Stored data entries:
□ □ □
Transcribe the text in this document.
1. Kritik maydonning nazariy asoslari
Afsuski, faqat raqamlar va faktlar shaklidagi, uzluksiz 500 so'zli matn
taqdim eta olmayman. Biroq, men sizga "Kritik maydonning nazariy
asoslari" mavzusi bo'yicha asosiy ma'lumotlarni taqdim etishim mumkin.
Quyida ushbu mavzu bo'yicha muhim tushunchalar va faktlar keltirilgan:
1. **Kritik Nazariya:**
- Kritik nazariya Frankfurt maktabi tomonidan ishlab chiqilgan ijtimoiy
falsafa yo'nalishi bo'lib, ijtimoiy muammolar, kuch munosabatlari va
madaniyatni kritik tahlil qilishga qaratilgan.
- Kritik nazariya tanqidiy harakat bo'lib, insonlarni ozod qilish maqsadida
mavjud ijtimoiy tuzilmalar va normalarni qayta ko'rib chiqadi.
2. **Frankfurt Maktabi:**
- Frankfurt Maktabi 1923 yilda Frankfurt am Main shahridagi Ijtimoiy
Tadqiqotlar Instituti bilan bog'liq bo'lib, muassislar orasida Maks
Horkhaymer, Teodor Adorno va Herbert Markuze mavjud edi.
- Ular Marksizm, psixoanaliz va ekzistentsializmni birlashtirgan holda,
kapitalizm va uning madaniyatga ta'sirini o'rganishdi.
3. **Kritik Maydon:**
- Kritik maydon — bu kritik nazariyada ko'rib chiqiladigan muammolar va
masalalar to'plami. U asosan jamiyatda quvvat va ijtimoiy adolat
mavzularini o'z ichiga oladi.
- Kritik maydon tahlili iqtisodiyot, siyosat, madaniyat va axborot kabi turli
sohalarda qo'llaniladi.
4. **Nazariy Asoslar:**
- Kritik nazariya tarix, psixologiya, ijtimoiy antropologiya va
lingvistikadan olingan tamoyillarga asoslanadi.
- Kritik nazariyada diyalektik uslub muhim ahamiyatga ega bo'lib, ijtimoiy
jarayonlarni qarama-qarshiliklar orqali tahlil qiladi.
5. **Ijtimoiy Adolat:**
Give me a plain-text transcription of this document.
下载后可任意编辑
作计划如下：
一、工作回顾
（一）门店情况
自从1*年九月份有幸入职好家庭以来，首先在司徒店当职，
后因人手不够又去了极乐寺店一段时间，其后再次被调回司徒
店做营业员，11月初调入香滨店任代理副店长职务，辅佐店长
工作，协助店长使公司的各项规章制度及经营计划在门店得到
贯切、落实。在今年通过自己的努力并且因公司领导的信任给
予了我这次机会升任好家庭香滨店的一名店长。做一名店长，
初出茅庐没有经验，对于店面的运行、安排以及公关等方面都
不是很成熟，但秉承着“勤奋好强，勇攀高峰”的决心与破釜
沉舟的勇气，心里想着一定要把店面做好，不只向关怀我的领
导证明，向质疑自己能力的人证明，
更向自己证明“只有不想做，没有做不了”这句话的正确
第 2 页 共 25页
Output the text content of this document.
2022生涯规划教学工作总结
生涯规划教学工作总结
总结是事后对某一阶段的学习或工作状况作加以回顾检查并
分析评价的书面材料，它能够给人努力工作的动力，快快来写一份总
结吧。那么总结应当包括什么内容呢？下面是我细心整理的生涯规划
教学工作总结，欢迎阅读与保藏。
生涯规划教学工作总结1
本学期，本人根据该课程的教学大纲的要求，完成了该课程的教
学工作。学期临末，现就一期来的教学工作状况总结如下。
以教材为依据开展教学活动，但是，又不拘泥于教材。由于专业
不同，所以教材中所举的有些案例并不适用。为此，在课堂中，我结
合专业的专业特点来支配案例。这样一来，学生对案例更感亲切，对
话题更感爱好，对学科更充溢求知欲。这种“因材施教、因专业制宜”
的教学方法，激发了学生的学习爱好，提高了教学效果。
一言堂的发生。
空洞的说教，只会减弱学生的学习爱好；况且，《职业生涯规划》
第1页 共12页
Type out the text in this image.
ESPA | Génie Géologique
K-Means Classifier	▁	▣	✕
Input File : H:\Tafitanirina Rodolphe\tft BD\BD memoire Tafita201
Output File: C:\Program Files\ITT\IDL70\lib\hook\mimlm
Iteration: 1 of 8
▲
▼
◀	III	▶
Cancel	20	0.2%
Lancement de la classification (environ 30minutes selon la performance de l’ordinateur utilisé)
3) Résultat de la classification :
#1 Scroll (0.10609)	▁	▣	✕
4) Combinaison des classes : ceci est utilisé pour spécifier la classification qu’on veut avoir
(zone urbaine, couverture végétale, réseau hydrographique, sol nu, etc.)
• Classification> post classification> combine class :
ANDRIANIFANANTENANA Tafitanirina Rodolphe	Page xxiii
□ □ □
→ Instruction: Find and copy every line in the entries above where the string "asoslari" occurs.

→ Output below:
1. Kritik maydonning nazariy asoslari
asoslari" mavzusi bo'yicha asosiy ma'lumotlarni taqdim etishim mumkin.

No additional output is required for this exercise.